▸ **Prompt 1**: Reproduce the records verbatim, starting at the line that contains "section-heading: SETUP <box>386" and ending at the line that contains "minimize-icon <box>764 23 774 27</box>", with both of those lines included.

▸ **Extract to read**:
┄┄┄┄┄┄┄┄┄┄
Our review of a ruling on summary judgment is de novo,

applying the same legal standard as the trial court. Townsend v.

Pierre, 221 N.J. 36, 59 (2015) (citing Davis v. Brickman

Landscaping, Ltd., 219 N.J. 395, 405 (2014)). "Summary judgment

must be granted 'if the pleadings, depositions, answers to

interrogatories[,] and admissions on file, together with the

affidavits, if any, show that there is no genuine issue as to any

material fact challenged and that the moving party is entitled to

a judgment or order as a matter of law.'" Town of Kearny v.

Brandt, 214 N.J. 76, 91 (2013) (quoting R. 4:46-2(c)).

Thus, we consider, as the trial judge did, whether "the

competent evidential materials presented, when viewed in the light

most favorable to the non-moving party, are sufficient to permit

a rational factfinder to resolve the alleged disputed issue in

favor of the non-moving party." Ibid. (quoting Brill, supra, 142

N.J. at 540). If there is no genuine issue of material fact, we

must then "decide whether the trial court correctly interpreted

the law." Massachi v. AHL Servs., Inc., 396 N.J. Super. 486, 494

(App. Div. 2007), certif. denied, 195 N.J. 419 (2008) (citing

4 A-0763-16T3 Prudential Prop. & Cas. Co. v. Boylan, 307 N.J. Super. 162, 167

(App. Div.), certif. denied, 154 N.J. 608 (1998)). We accord no

deference to the trial judge's conclusions on issues of law and

review issues of law de novo. Nicholas v. Mynster, 213 N.J. 463,

478 (2013).

We first address Frison's claim of error in granting summary

judgment on behalf of the Mercer County defendants. Having

considered the discovery record, we conclude that Frison's claim

that the Mercer County defendants allowed a dangerous condition

to exist on its premises, i.e., a poorly illuminated gravel parking

lot, is without basis in fact and fails as a matter of law.

The claim by Frison is governed by the Tort Claims Act (TCA).
┄┄┄┄┄┄┄┄┄┄
▸ **Raw records**:

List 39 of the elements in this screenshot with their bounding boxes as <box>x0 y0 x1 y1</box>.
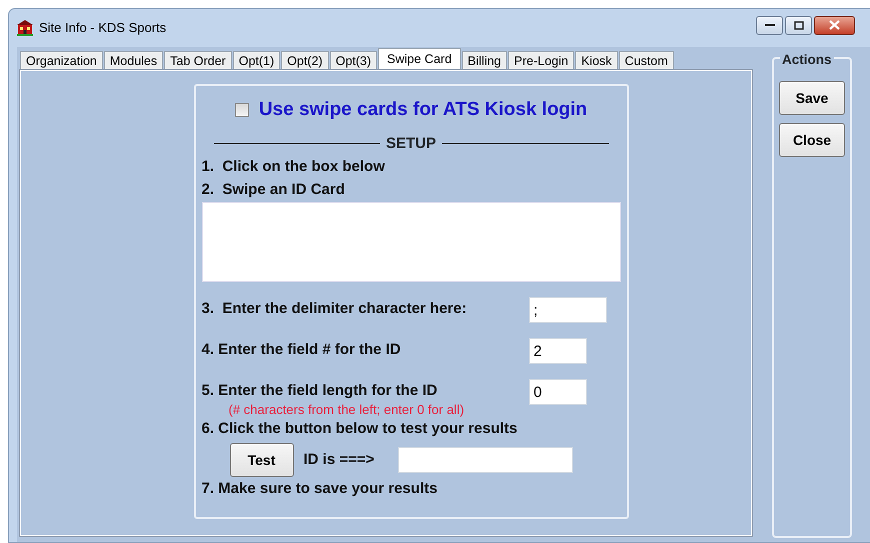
section-heading: SETUP <box>386 134 436 154</box>
action-button[interactable]: Save <box>779 81 845 115</box>
test-button[interactable]: Test <box>230 443 294 477</box>
checkbox[interactable] <box>234 103 249 118</box>
building-icon <box>17 20 33 36</box>
tab[interactable]: Opt(1) <box>232 51 280 70</box>
minimize-icon <box>764 23 774 27</box>
tab[interactable]: Modules <box>104 51 164 70</box>
tab[interactable]: Billing <box>462 51 508 70</box>
action-button[interactable]: Close <box>779 123 845 157</box>
step-text: 1. Click on the box below <box>202 157 386 177</box>
close-icon <box>829 20 840 30</box>
id-output-field[interactable] <box>398 447 574 473</box>
input-field[interactable]: 0 <box>528 379 586 405</box>
step-text: 3. Enter the delimiter character here: <box>202 299 468 319</box>
tab[interactable]: Tab Order <box>164 51 232 70</box>
step-text: 5. Enter the field length for the ID <box>202 381 438 401</box>
hint-text: (# characters from the left; enter 0 for all) <box>228 402 466 417</box>
tab[interactable]: Opt(3) <box>330 51 378 70</box>
input-field[interactable]: ; <box>528 297 606 323</box>
maximize-icon <box>794 20 804 30</box>
close-window-button[interactable] <box>814 16 855 34</box>
tab[interactable]: Organization <box>20 51 103 70</box>
step-text: 4. Enter the field # for the ID <box>202 340 402 360</box>
minimize-button[interactable] <box>756 16 783 34</box>
tab[interactable]: Opt(2) <box>281 51 329 70</box>
input-field[interactable]: 2 <box>528 338 586 364</box>
step-text: 7. Make sure to save your results <box>202 479 438 499</box>
tab[interactable]: Pre-Login <box>508 51 574 70</box>
step-text: 6. Click the button below to test your results <box>202 419 518 439</box>
swipe-input-area[interactable] <box>202 202 620 282</box>
window-title: Site Info - KDS Sports <box>39 19 166 38</box>
checkbox-label: Use swipe cards for ATS Kiosk login <box>258 98 588 122</box>
tab[interactable]: Custom <box>618 51 674 70</box>
tab[interactable]: Kiosk <box>575 51 618 70</box>
maximize-button[interactable] <box>785 16 812 34</box>
step-text: 2. Swipe an ID Card <box>202 180 346 200</box>
id-label: ID is ===> <box>304 450 374 470</box>
tab[interactable]: Swipe Card <box>378 48 461 70</box>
┄┄┄┄┄┄┄┄┄┄
▸ **Prompt 2**: In the summary judgment excerpt, condense the paragraph beginning "We first address Frison's claim" into no more than two sentences, keeping its main facts.

▸ **Result 1**:
section-heading: SETUP <box>386 134 436 154</box>
action-button[interactable]: Save <box>779 81 845 115</box>
test-button[interactable]: Test <box>230 443 294 477</box>
checkbox[interactable] <box>234 103 249 118</box>
building-icon <box>17 20 33 36</box>
tab[interactable]: Opt(1) <box>232 51 280 70</box>
minimize-icon <box>764 23 774 27</box>

▸ **Result 2**: The court first takes up Frison's challenge to the summary judgment granted to the Mercer County defendants. After considering the discovery record, it concludes that Frison's claim that those defendants allowed a dangerous condition, a poorly illuminated gravel parking lot, to exist on their premises has no basis in fact and fails as a matter of law.